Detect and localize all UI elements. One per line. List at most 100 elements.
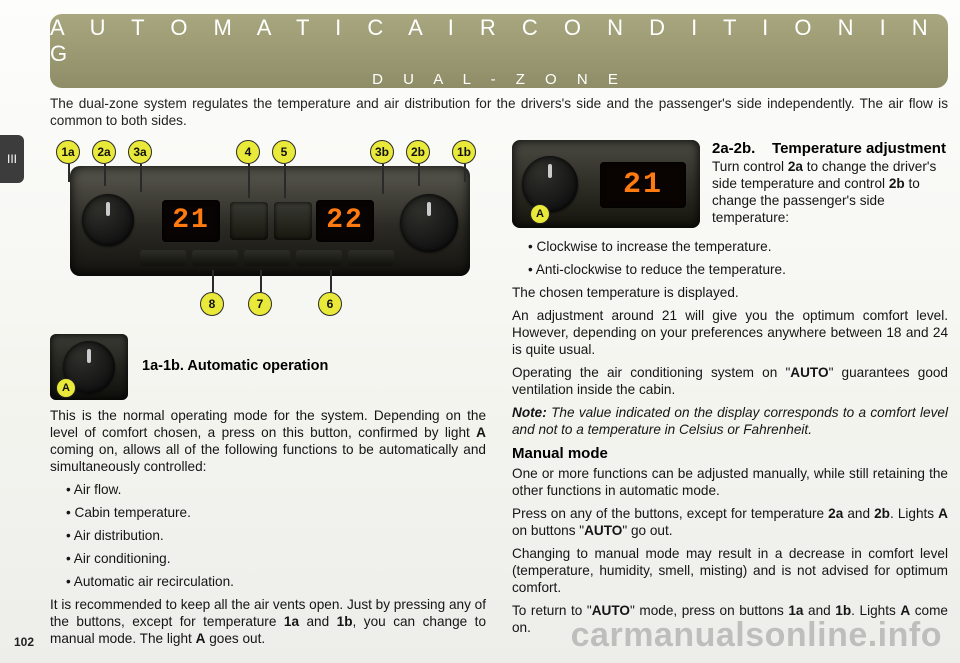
bullet: • Cabin temperature. <box>50 505 486 522</box>
watermark: carmanualsonline.info <box>571 616 942 655</box>
strip-button <box>296 250 342 266</box>
text: Operating the air conditioning system on… <box>512 365 790 380</box>
leader-line <box>260 270 262 292</box>
manual-heading: Manual mode <box>512 445 948 462</box>
text: on buttons " <box>512 523 584 538</box>
dial-icon <box>522 156 578 212</box>
text: Turn control <box>712 159 788 174</box>
leader-line <box>68 164 70 182</box>
strip-button <box>348 250 394 266</box>
auto-heading: 1a-1b. Automatic operation <box>142 358 328 375</box>
text-bold: A <box>196 631 206 646</box>
note-text: Note: The value indicated on the display… <box>512 405 948 439</box>
body-text: It is recommended to keep all the air ve… <box>50 597 486 648</box>
text: and <box>843 506 874 521</box>
mid-buttons <box>230 202 312 240</box>
text: " go out. <box>622 523 672 538</box>
page-number: 102 <box>14 635 34 649</box>
leader-line <box>212 270 214 292</box>
intro-text: The dual-zone system regulates the tempe… <box>50 96 948 130</box>
two-columns: 21 22 <box>50 140 948 654</box>
bullet: • Air distribution. <box>50 528 486 545</box>
marker-5: 5 <box>272 140 296 164</box>
leader-line <box>382 164 384 194</box>
dial-left <box>82 194 134 246</box>
marker-3b: 3b <box>370 140 394 164</box>
temp-callout: 21 A 2a-2b. Temperature adjustment Turn … <box>512 140 948 233</box>
mid-button <box>274 202 312 240</box>
text-bold: Temperature adjustment <box>772 140 946 157</box>
badge-a: A <box>530 204 550 224</box>
text: and <box>299 614 337 629</box>
bullet: • Air flow. <box>50 482 486 499</box>
auto-button-image: A <box>50 334 128 400</box>
badge-a: A <box>56 378 76 398</box>
bottom-strip <box>140 250 394 266</box>
leader-line <box>248 164 250 198</box>
leader-line <box>330 270 332 292</box>
marker-2a: 2a <box>92 140 116 164</box>
text: The value indicated on the display corre… <box>512 405 948 437</box>
text: Press on any of the buttons, except for … <box>512 506 828 521</box>
body-text: The chosen temperature is displayed. <box>512 285 948 302</box>
temp-control-image: 21 A <box>512 140 700 228</box>
content-area: The dual-zone system regulates the tempe… <box>50 96 948 623</box>
leader-line <box>140 164 142 192</box>
text: goes out. <box>205 631 265 646</box>
page-subtitle: D U A L - Z O N E <box>372 71 626 88</box>
text: . Lights <box>890 506 938 521</box>
bullet: • Air conditioning. <box>50 551 486 568</box>
bullet: • Automatic air recirculation. <box>50 574 486 591</box>
strip-button <box>192 250 238 266</box>
text-bold: 2b <box>874 506 890 521</box>
strip-button <box>244 250 290 266</box>
strip-button <box>140 250 186 266</box>
text-bold: AUTO <box>790 365 828 380</box>
marker-6: 6 <box>318 292 342 316</box>
dial-right <box>400 194 458 252</box>
body-text: Operating the air conditioning system on… <box>512 365 948 399</box>
leader-line <box>104 164 106 186</box>
marker-7: 7 <box>248 292 272 316</box>
marker-3a: 3a <box>128 140 152 164</box>
control-panel: 21 22 <box>70 166 470 276</box>
body-text: Changing to manual mode may result in a … <box>512 546 948 597</box>
display-right: 22 <box>316 200 374 242</box>
page-header: A U T O M A T I C A I R C O N D I T I O … <box>50 14 948 88</box>
bullet: • Anti-clockwise to reduce the temperatu… <box>512 262 948 279</box>
body-text: Press on any of the buttons, except for … <box>512 506 948 540</box>
body-text: An adjustment around 21 will give you th… <box>512 308 948 359</box>
display-left: 21 <box>162 200 220 242</box>
text-bold: 1a <box>284 614 299 629</box>
manual-page: III A U T O M A T I C A I R C O N D I T … <box>0 0 960 663</box>
temp-display: 21 <box>600 162 686 208</box>
control-panel-diagram: 21 22 <box>50 140 486 320</box>
text: coming on, allows all of the following f… <box>50 442 486 474</box>
text-bold: AUTO <box>584 523 622 538</box>
auto-callout: A 1a-1b. Automatic operation <box>50 334 486 400</box>
marker-2b: 2b <box>406 140 430 164</box>
marker-8: 8 <box>200 292 224 316</box>
leader-line <box>284 164 286 198</box>
page-title: A U T O M A T I C A I R C O N D I T I O … <box>50 15 948 67</box>
text-bold: 2a <box>788 159 803 174</box>
text-bold: Note: <box>512 405 547 420</box>
body-text: One or more functions can be adjusted ma… <box>512 466 948 500</box>
mid-button <box>230 202 268 240</box>
text-bold: 1b <box>337 614 353 629</box>
marker-4: 4 <box>236 140 260 164</box>
chapter-tab: III <box>0 135 24 183</box>
text-bold: 2a-2b. <box>712 140 755 157</box>
marker-1a: 1a <box>56 140 80 164</box>
marker-1b: 1b <box>452 140 476 164</box>
leader-line <box>418 164 420 186</box>
text-bold: 2b <box>889 176 905 191</box>
left-column: 21 22 <box>50 140 486 654</box>
text: This is the normal operating mode for th… <box>50 408 486 440</box>
body-text: This is the normal operating mode for th… <box>50 408 486 476</box>
text-bold: A <box>938 506 948 521</box>
right-column: 21 A 2a-2b. Temperature adjustment Turn … <box>512 140 948 654</box>
text-bold: A <box>476 425 486 440</box>
leader-line <box>464 164 466 182</box>
text-bold: 2a <box>828 506 843 521</box>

-=-=-

### Given problem
Rewrite every line of the records above as a numbered list, skipping any blank lines and leaving out the pictures.

### Result below
1. Detect and localize all UI elements. One per line. List at most 100 elements.
2. bullet: • Cabin temperature. <box>50 505 486 522</box>
3. watermark: carmanualsonline.info <box>571 616 942 655</box>
4. strip-button <box>296 250 342 266</box>
5. text: Operating the air conditioning system on… <box>512 365 790 380</box>
6. leader-line <box>260 270 262 292</box>
7. manual-heading: Manual mode <box>512 445 948 462</box>
8. text: on buttons " <box>512 523 584 538</box>
9. dial-icon <box>522 156 578 212</box>
10. text: Turn control <box>712 159 788 174</box>
11. leader-line <box>68 164 70 182</box>
12. strip-button <box>348 250 394 266</box>
13. auto-heading: 1a-1b. Automatic operation <box>142 358 328 375</box>
14. text-bold: A <box>196 631 206 646</box>
15. note-text: Note: The value indicated on the display… <box>512 405 948 439</box>
16. body-text: It is recommended to keep all the air ve… <box>50 597 486 648</box>
17. text: and <box>843 506 874 521</box>
18. mid-buttons <box>230 202 312 240</box>
19. text: " go out. <box>622 523 672 538</box>
20. page-number: 102 <box>14 635 34 649</box>
21. leader-line <box>212 270 214 292</box>
22. intro-text: The dual-zone system regulates the tempe… <box>50 96 948 130</box>
23. two-columns: 21 22 <box>50 140 948 654</box>
24. bullet: • Air distribution. <box>50 528 486 545</box>
25. marker-5: 5 <box>272 140 296 164</box>
26. leader-line <box>382 164 384 194</box>
27. dial-left <box>82 194 134 246</box>
28. marker-3b: 3b <box>370 140 394 164</box>
29. temp-callout: 21 A 2a-2b. Temperature adjustment Turn … <box>512 140 948 233</box>
30. mid-button <box>274 202 312 240</box>
31. text-bold: Temperature adjustment <box>772 140 946 157</box>
32. badge-a: A <box>530 204 550 224</box>
33. text: and <box>299 614 337 629</box>
34. bullet: • Air flow. <box>50 482 486 499</box>
35. auto-button-image: A <box>50 334 128 400</box>
36. badge-a: A <box>56 378 76 398</box>
37. bottom-strip <box>140 250 394 266</box>
38. leader-line <box>248 164 250 198</box>
39. leader-line <box>330 270 332 292</box>
40. marker-2a: 2a <box>92 140 116 164</box>
41. text: The value indicated on the display corre… <box>512 405 948 437</box>
42. text: Press on any of the buttons, except for … <box>512 506 828 521</box>
43. body-text: The chosen temperature is displayed. <box>512 285 948 302</box>
44. temp-control-image: 21 A <box>512 140 700 228</box>
45. content-area: The dual-zone system regulates the tempe… <box>50 96 948 623</box>
46. leader-line <box>140 164 142 192</box>
47. text: goes out. <box>205 631 265 646</box>
48. page-subtitle: D U A L - Z O N E <box>372 71 626 88</box>
49. text: . Lights <box>890 506 938 521</box>
50. bullet: • Air conditioning. <box>50 551 486 568</box>
51. bullet: • Automatic air recirculation. <box>50 574 486 591</box>
52. strip-button <box>192 250 238 266</box>
53. text-bold: 2b <box>874 506 890 521</box>
54. strip-button <box>244 250 290 266</box>
55. strip-button <box>140 250 186 266</box>
56. text-bold: AUTO <box>790 365 828 380</box>
57. marker-6: 6 <box>318 292 342 316</box>
58. dial-right <box>400 194 458 252</box>
59. body-text: Operating the air conditioning system on… <box>512 365 948 399</box>
60. leader-line <box>104 164 106 186</box>
61. marker-7: 7 <box>248 292 272 316</box>
62. marker-3a: 3a <box>128 140 152 164</box>
63. control-panel: 21 22 <box>70 166 470 276</box>
64. body-text: Changing to manual mode may result in a … <box>512 546 948 597</box>
65. display-right: 22 <box>316 200 374 242</box>
66. page-header: A U T O M A T I C A I R C O N D I T I O … <box>50 14 948 88</box>
67. bullet: • Anti-clockwise to reduce the temperatu… <box>512 262 948 279</box>
68. body-text: Press on any of the buttons, except for … <box>512 506 948 540</box>
69. body-text: An adjustment around 21 will give you th… <box>512 308 948 359</box>
70. display-left: 21 <box>162 200 220 242</box>
71. text-bold: 1a <box>284 614 299 629</box>
72. manual-page: III A U T O M A T I C A I R C O N D I T … <box>0 0 960 663</box>
73. temp-display: 21 <box>600 162 686 208</box>
74. control-panel-diagram: 21 22 <box>50 140 486 320</box>
75. text: coming on, allows all of the following f… <box>50 442 486 474</box>
76. text-bold: AUTO <box>584 523 622 538</box>
77. auto-callout: A 1a-1b. Automatic operation <box>50 334 486 400</box>
78. marker-2b: 2b <box>406 140 430 164</box>
79. marker-8: 8 <box>200 292 224 316</box>
80. leader-line <box>284 164 286 198</box>
81. page-title: A U T O M A T I C A I R C O N D I T I O … <box>50 15 948 67</box>
82. text-bold: 2a <box>788 159 803 174</box>
83. text-bold: Note: <box>512 405 547 420</box>
84. body-text: One or more functions can be adjusted ma… <box>512 466 948 500</box>
85. mid-button <box>230 202 268 240</box>
86. text-bold: 1b <box>337 614 353 629</box>
87. marker-4: 4 <box>236 140 260 164</box>
88. chapter-tab: III <box>0 135 24 183</box>
89. text-bold: 2a-2b. <box>712 140 755 157</box>
90. marker-1a: 1a <box>56 140 80 164</box>
91. marker-1b: 1b <box>452 140 476 164</box>
92. leader-line <box>418 164 420 186</box>
93. text-bold: 2b <box>889 176 905 191</box>
94. left-column: 21 22 <box>50 140 486 654</box>
95. text: This is the normal operating mode for th… <box>50 408 486 440</box>
96. body-text: This is the normal operating mode for th… <box>50 408 486 476</box>
97. text-bold: A <box>938 506 948 521</box>
98. right-column: 21 A 2a-2b. Temperature adjustment Turn … <box>512 140 948 654</box>
99. text-bold: A <box>476 425 486 440</box>
100. leader-line <box>464 164 466 182</box>
101. text-bold: 2a <box>828 506 843 521</box>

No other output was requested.